▸ THE PROBLEM
Determine the number of lines containing the word "estimate". Reply with it and nothing else.

▸ DATASET CONTENT
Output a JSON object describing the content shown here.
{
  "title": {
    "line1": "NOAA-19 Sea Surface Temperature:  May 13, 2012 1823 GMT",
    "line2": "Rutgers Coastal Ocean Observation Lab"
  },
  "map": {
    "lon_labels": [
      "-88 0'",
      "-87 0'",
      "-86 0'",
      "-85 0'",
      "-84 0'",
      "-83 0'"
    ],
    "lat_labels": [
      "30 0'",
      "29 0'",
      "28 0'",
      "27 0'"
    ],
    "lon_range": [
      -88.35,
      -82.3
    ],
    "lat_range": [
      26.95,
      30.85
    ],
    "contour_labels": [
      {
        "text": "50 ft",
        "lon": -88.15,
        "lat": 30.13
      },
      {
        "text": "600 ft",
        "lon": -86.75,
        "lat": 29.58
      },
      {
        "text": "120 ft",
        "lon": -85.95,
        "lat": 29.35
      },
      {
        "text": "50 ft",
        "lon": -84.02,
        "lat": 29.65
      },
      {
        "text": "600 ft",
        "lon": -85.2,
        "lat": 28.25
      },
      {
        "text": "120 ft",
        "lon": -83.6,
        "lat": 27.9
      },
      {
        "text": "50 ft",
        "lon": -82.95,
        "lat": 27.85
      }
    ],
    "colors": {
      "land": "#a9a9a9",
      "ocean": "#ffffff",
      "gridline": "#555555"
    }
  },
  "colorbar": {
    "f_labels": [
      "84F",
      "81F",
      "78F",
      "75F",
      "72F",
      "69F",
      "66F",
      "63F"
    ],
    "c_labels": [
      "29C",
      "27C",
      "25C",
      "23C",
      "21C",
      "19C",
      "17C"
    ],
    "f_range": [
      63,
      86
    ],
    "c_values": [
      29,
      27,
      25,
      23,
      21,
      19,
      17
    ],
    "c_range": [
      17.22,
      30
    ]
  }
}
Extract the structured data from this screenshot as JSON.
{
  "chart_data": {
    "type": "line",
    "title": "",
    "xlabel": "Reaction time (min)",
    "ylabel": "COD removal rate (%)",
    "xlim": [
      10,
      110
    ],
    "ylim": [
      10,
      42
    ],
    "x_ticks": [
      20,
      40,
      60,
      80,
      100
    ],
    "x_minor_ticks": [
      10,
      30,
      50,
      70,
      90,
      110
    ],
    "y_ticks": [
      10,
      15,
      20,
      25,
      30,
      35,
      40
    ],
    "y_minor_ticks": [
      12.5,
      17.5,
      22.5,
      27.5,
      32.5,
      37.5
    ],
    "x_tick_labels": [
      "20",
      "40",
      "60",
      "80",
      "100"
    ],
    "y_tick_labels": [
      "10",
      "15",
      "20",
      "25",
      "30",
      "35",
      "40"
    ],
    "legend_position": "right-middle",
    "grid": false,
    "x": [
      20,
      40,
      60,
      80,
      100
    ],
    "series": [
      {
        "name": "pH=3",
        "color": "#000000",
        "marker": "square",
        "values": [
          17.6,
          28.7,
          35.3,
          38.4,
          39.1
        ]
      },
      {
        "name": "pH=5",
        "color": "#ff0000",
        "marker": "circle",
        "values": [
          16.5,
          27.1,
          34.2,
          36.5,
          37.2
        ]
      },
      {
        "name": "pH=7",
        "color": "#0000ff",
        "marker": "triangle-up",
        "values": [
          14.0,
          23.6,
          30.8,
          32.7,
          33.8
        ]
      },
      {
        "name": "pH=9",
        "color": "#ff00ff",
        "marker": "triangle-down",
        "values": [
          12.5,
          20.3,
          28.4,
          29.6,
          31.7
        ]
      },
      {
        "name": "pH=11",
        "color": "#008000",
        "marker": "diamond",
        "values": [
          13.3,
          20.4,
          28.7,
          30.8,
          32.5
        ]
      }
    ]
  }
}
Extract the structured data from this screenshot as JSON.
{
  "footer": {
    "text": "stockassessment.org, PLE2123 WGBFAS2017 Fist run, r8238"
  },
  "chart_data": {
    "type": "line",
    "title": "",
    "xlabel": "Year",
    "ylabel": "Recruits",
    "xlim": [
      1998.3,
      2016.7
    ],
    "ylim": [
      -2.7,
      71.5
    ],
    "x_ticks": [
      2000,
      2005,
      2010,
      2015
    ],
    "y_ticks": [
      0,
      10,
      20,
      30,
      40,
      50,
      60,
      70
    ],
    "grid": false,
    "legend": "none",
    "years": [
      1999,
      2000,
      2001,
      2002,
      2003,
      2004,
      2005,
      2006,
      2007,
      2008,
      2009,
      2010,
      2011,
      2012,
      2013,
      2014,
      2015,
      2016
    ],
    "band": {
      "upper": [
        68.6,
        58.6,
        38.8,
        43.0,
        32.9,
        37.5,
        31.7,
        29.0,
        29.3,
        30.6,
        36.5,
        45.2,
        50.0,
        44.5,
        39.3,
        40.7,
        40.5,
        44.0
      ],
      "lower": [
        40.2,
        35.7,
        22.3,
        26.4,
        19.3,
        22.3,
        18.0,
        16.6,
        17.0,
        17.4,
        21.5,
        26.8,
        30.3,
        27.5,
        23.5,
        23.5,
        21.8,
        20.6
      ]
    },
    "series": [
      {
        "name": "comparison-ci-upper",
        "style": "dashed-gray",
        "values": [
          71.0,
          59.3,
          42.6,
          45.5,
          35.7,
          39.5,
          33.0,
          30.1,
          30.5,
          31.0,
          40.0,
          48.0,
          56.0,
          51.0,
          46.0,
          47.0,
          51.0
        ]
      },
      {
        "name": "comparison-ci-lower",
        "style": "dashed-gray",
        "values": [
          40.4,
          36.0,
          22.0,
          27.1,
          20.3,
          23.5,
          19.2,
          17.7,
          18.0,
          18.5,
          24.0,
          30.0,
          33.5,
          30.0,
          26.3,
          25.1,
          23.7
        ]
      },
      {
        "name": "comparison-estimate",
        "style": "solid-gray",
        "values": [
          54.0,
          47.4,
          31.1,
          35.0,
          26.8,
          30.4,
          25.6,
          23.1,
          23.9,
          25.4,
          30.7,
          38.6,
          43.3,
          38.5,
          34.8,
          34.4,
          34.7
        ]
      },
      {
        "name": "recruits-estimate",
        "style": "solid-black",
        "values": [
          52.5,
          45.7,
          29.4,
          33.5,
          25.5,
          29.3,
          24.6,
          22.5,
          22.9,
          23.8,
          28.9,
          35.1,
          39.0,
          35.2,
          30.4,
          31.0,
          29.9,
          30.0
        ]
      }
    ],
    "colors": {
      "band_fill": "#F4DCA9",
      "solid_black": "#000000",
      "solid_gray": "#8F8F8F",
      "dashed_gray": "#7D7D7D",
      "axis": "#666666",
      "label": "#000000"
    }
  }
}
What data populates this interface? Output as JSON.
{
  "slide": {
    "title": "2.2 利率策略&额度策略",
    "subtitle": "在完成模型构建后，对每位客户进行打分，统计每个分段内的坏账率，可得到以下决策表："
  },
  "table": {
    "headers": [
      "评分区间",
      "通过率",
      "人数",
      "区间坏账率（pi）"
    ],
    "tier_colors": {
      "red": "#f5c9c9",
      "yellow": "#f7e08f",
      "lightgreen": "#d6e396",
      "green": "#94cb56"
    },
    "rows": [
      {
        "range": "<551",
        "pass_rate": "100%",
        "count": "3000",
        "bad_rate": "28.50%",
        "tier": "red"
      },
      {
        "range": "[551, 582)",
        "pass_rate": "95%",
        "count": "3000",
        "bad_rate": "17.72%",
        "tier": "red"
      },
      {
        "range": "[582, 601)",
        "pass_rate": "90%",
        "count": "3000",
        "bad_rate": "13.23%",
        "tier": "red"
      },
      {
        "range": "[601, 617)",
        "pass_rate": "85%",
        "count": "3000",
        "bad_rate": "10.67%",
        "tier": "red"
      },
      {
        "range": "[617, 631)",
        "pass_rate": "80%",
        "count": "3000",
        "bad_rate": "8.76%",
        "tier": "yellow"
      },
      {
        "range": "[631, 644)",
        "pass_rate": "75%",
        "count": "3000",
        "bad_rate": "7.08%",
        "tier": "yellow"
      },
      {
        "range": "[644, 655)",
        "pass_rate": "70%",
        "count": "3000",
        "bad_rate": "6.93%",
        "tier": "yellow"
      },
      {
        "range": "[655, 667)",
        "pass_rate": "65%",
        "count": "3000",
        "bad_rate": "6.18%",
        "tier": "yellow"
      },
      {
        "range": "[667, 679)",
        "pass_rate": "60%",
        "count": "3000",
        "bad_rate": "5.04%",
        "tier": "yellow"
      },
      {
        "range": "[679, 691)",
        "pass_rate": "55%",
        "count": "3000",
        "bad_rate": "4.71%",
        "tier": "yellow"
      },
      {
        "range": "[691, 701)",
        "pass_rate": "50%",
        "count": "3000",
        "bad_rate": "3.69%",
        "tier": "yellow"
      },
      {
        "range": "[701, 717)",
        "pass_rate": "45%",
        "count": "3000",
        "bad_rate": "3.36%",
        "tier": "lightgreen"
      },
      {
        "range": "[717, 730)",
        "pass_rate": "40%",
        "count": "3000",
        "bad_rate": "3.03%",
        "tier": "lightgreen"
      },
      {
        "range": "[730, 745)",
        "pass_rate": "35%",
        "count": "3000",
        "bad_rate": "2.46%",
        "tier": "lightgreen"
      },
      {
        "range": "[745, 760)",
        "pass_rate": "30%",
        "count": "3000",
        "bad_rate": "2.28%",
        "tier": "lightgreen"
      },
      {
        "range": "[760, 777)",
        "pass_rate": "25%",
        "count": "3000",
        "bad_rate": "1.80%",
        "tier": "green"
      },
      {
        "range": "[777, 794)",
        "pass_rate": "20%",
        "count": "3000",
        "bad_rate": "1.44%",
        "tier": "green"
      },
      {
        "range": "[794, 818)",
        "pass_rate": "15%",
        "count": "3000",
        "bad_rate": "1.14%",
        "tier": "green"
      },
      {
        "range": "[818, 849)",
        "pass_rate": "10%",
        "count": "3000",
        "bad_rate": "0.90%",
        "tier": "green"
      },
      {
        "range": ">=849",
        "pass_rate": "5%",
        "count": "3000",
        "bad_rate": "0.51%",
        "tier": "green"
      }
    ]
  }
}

▸ FULL OUTPUT
2